> SHORT TASK
Copy all of the records below verbatim.

>> BEGIN THE DATA

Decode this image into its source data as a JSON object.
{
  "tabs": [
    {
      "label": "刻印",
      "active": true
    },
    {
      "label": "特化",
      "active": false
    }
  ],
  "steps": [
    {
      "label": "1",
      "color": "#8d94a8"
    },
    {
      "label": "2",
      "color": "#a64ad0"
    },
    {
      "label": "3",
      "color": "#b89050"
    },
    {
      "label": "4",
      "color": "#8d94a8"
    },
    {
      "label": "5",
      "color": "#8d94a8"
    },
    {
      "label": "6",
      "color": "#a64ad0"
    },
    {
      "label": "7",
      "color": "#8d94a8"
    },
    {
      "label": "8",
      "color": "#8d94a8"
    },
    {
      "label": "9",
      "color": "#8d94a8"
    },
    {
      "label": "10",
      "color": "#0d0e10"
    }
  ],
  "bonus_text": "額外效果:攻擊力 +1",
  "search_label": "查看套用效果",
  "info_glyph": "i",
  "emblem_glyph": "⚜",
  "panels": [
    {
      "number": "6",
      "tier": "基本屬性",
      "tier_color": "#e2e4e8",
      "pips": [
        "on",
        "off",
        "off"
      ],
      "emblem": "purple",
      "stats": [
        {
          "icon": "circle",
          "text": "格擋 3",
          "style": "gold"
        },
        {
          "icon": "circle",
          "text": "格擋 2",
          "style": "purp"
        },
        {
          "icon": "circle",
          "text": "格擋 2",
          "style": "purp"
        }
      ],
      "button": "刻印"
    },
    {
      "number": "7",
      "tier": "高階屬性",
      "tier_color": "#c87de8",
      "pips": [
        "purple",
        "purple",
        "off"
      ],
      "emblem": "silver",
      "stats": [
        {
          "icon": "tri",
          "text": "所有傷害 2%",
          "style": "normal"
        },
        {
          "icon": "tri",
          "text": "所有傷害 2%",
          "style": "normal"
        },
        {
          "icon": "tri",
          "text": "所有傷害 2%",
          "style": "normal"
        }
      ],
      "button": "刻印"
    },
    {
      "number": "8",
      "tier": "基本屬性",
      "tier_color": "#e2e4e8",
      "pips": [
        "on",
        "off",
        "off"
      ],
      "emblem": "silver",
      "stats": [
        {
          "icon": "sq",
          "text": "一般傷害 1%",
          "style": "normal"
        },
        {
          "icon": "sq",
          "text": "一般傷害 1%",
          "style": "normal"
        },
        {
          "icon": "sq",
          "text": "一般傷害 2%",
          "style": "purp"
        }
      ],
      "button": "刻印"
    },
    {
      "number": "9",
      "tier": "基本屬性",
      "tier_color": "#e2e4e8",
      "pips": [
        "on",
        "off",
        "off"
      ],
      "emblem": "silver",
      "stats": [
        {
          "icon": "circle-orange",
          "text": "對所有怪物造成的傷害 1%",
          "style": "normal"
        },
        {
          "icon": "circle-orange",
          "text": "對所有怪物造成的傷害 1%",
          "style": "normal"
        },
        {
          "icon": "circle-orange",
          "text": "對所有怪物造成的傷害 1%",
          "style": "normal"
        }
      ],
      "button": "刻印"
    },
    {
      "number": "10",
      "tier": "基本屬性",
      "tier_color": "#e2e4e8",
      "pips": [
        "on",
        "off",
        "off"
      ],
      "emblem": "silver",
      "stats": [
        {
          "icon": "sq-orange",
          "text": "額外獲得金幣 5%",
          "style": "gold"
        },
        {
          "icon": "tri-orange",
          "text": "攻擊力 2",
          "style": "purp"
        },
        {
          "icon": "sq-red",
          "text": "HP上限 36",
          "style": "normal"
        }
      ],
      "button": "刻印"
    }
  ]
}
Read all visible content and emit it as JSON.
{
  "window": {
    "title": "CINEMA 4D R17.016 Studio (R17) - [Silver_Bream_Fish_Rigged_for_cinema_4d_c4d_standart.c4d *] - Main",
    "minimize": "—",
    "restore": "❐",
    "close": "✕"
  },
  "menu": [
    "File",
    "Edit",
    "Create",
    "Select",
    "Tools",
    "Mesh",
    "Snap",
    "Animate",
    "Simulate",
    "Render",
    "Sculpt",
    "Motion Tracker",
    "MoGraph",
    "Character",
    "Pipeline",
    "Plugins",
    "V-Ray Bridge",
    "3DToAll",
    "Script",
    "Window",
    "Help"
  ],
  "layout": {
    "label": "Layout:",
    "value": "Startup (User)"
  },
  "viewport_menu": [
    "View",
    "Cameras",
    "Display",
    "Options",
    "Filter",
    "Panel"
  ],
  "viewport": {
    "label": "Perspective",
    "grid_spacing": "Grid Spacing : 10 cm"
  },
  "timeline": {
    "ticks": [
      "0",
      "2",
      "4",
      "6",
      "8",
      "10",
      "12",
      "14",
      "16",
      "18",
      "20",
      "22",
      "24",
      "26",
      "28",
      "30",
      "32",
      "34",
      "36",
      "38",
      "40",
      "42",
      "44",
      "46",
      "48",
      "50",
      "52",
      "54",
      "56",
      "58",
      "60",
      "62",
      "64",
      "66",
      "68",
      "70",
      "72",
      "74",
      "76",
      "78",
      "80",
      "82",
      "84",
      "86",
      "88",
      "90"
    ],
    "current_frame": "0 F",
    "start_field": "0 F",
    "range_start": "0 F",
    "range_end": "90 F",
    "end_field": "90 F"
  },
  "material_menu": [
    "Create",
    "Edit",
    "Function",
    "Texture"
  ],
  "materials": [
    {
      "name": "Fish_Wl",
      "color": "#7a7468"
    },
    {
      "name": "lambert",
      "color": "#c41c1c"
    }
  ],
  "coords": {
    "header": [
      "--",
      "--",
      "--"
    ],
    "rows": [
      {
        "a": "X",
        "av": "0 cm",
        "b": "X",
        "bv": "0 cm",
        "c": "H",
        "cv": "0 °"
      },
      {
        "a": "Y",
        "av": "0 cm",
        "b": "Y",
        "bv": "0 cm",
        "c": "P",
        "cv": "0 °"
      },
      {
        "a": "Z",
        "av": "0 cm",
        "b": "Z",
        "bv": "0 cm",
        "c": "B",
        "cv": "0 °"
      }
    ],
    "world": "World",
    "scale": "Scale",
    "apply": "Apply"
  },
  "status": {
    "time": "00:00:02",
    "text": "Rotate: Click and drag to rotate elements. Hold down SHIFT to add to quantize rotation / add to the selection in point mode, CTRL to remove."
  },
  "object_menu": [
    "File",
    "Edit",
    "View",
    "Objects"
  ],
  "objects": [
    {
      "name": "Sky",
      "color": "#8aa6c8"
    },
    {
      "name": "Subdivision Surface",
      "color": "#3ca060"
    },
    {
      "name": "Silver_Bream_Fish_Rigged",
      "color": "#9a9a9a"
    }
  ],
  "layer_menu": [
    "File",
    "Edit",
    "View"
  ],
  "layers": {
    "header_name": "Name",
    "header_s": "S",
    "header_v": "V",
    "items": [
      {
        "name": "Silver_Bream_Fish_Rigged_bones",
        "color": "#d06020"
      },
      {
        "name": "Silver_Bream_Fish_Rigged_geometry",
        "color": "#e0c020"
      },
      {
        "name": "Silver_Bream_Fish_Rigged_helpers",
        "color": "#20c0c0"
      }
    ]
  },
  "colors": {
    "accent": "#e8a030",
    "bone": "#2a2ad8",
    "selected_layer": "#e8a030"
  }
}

>> END THE DATA

> FULL RESPONSE
Decode this image into its source data as a JSON object.
{
  "tabs": [
    {
      "label": "刻印",
      "active": true
    },
    {
      "label": "特化",
      "active": false
    }
  ],
  "steps": [
    {
      "label": "1",
      "color": "#8d94a8"
    },
    {
      "label": "2",
      "color": "#a64ad0"
    },
    {
      "label": "3",
      "color": "#b89050"
    },
    {
      "label": "4",
      "color": "#8d94a8"
    },
    {
      "label": "5",
      "color": "#8d94a8"
    },
    {
      "label": "6",
      "color": "#a64ad0"
    },
    {
      "label": "7",
      "color": "#8d94a8"
    },
    {
      "label": "8",
      "color": "#8d94a8"
    },
    {
      "label": "9",
      "color": "#8d94a8"
    },
    {
      "label": "10",
      "color": "#0d0e10"
    }
  ],
  "bonus_text": "額外效果:攻擊力 +1",
  "search_label": "查看套用效果",
  "info_glyph": "i",
  "emblem_glyph": "⚜",
  "panels": [
    {
      "number": "6",
      "tier": "基本屬性",
      "tier_color": "#e2e4e8",
      "pips": [
        "on",
        "off",
        "off"
      ],
      "emblem": "purple",
      "stats": [
        {
          "icon": "circle",
          "text": "格擋 3",
          "style": "gold"
        },
        {
          "icon": "circle",
          "text": "格擋 2",
          "style": "purp"
        },
        {
          "icon": "circle",
          "text": "格擋 2",
          "style": "purp"
        }
      ],
      "button": "刻印"
    },
    {
      "number": "7",
      "tier": "高階屬性",
      "tier_color": "#c87de8",
      "pips": [
        "purple",
        "purple",
        "off"
      ],
      "emblem": "silver",
      "stats": [
        {
          "icon": "tri",
          "text": "所有傷害 2%",
          "style": "normal"
        },
        {
          "icon": "tri",
          "text": "所有傷害 2%",
          "style": "normal"
        },
        {
          "icon": "tri",
          "text": "所有傷害 2%",
          "style": "normal"
        }
      ],
      "button": "刻印"
    },
    {
      "number": "8",
      "tier": "基本屬性",
      "tier_color": "#e2e4e8",
      "pips": [
        "on",
        "off",
        "off"
      ],
      "emblem": "silver",
      "stats": [
        {
          "icon": "sq",
          "text": "一般傷害 1%",
          "style": "normal"
        },
        {
          "icon": "sq",
          "text": "一般傷害 1%",
          "style": "normal"
        },
        {
          "icon": "sq",
          "text": "一般傷害 2%",
          "style": "purp"
        }
      ],
      "button": "刻印"
    },
    {
      "number": "9",
      "tier": "基本屬性",
      "tier_color": "#e2e4e8",
      "pips": [
        "on",
        "off",
        "off"
      ],
      "emblem": "silver",
      "stats": [
        {
          "icon": "circle-orange",
          "text": "對所有怪物造成的傷害 1%",
          "style": "normal"
        },
        {
          "icon": "circle-orange",
          "text": "對所有怪物造成的傷害 1%",
          "style": "normal"
        },
        {
          "icon": "circle-orange",
          "text": "對所有怪物造成的傷害 1%",
          "style": "normal"
        }
      ],
      "button": "刻印"
    },
    {
      "number": "10",
      "tier": "基本屬性",
      "tier_color": "#e2e4e8",
      "pips": [
        "on",
        "off",
        "off"
      ],
      "emblem": "silver",
      "stats": [
        {
          "icon": "sq-orange",
          "text": "額外獲得金幣 5%",
          "style": "gold"
        },
        {
          "icon": "tri-orange",
          "text": "攻擊力 2",
          "style": "purp"
        },
        {
          "icon": "sq-red",
          "text": "HP上限 36",
          "style": "normal"
        }
      ],
      "button": "刻印"
    }
  ]
}
Read all visible content and emit it as JSON.
{
  "window": {
    "title": "CINEMA 4D R17.016 Studio (R17) - [Silver_Bream_Fish_Rigged_for_cinema_4d_c4d_standart.c4d *] - Main",
    "minimize": "—",
    "restore": "❐",
    "close": "✕"
  },
  "menu": [
    "File",
    "Edit",
    "Create",
    "Select",
    "Tools",
    "Mesh",
    "Snap",
    "Animate",
    "Simulate",
    "Render",
    "Sculpt",
    "Motion Tracker",
    "MoGraph",
    "Character",
    "Pipeline",
    "Plugins",
    "V-Ray Bridge",
    "3DToAll",
    "Script",
    "Window",
    "Help"
  ],
  "layout": {
    "label": "Layout:",
    "value": "Startup (User)"
  },
  "viewport_menu": [
    "View",
    "Cameras",
    "Display",
    "Options",
    "Filter",
    "Panel"
  ],
  "viewport": {
    "label": "Perspective",
    "grid_spacing": "Grid Spacing : 10 cm"
  },
  "timeline": {
    "ticks": [
      "0",
      "2",
      "4",
      "6",
      "8",
      "10",
      "12",
      "14",
      "16",
      "18",
      "20",
      "22",
      "24",
      "26",
      "28",
      "30",
      "32",
      "34",
      "36",
      "38",
      "40",
      "42",
      "44",
      "46",
      "48",
      "50",
      "52",
      "54",
      "56",
      "58",
      "60",
      "62",
      "64",
      "66",
      "68",
      "70",
      "72",
      "74",
      "76",
      "78",
      "80",
      "82",
      "84",
      "86",
      "88",
      "90"
    ],
    "current_frame": "0 F",
    "start_field": "0 F",
    "range_start": "0 F",
    "range_end": "90 F",
    "end_field": "90 F"
  },
  "material_menu": [
    "Create",
    "Edit",
    "Function",
    "Texture"
  ],
  "materials": [
    {
      "name": "Fish_Wl",
      "color": "#7a7468"
    },
    {
      "name": "lambert",
      "color": "#c41c1c"
    }
  ],
  "coords": {
    "header": [
      "--",
      "--",
      "--"
    ],
    "rows": [
      {
        "a": "X",
        "av": "0 cm",
        "b": "X",
        "bv": "0 cm",
        "c": "H",
        "cv": "0 °"
      },
      {
        "a": "Y",
        "av": "0 cm",
        "b": "Y",
        "bv": "0 cm",
        "c": "P",
        "cv": "0 °"
      },
      {
        "a": "Z",
        "av": "0 cm",
        "b": "Z",
        "bv": "0 cm",
        "c": "B",
        "cv": "0 °"
      }
    ],
    "world": "World",
    "scale": "Scale",
    "apply": "Apply"
  },
  "status": {
    "time": "00:00:02",
    "text": "Rotate: Click and drag to rotate elements. Hold down SHIFT to add to quantize rotation / add to the selection in point mode, CTRL to remove."
  },
  "object_menu": [
    "File",
    "Edit",
    "View",
    "Objects"
  ],
  "objects": [
    {
      "name": "Sky",
      "color": "#8aa6c8"
    },
    {
      "name": "Subdivision Surface",
      "color": "#3ca060"
    },
    {
      "name": "Silver_Bream_Fish_Rigged",
      "color": "#9a9a9a"
    }
  ],
  "layer_menu": [
    "File",
    "Edit",
    "View"
  ],
  "layers": {
    "header_name": "Name",
    "header_s": "S",
    "header_v": "V",
    "items": [
      {
        "name": "Silver_Bream_Fish_Rigged_bones",
        "color": "#d06020"
      },
      {
        "name": "Silver_Bream_Fish_Rigged_geometry",
        "color": "#e0c020"
      },
      {
        "name": "Silver_Bream_Fish_Rigged_helpers",
        "color": "#20c0c0"
      }
    ]
  },
  "colors": {
    "accent": "#e8a030",
    "bone": "#2a2ad8",
    "selected_layer": "#e8a030"
  }
}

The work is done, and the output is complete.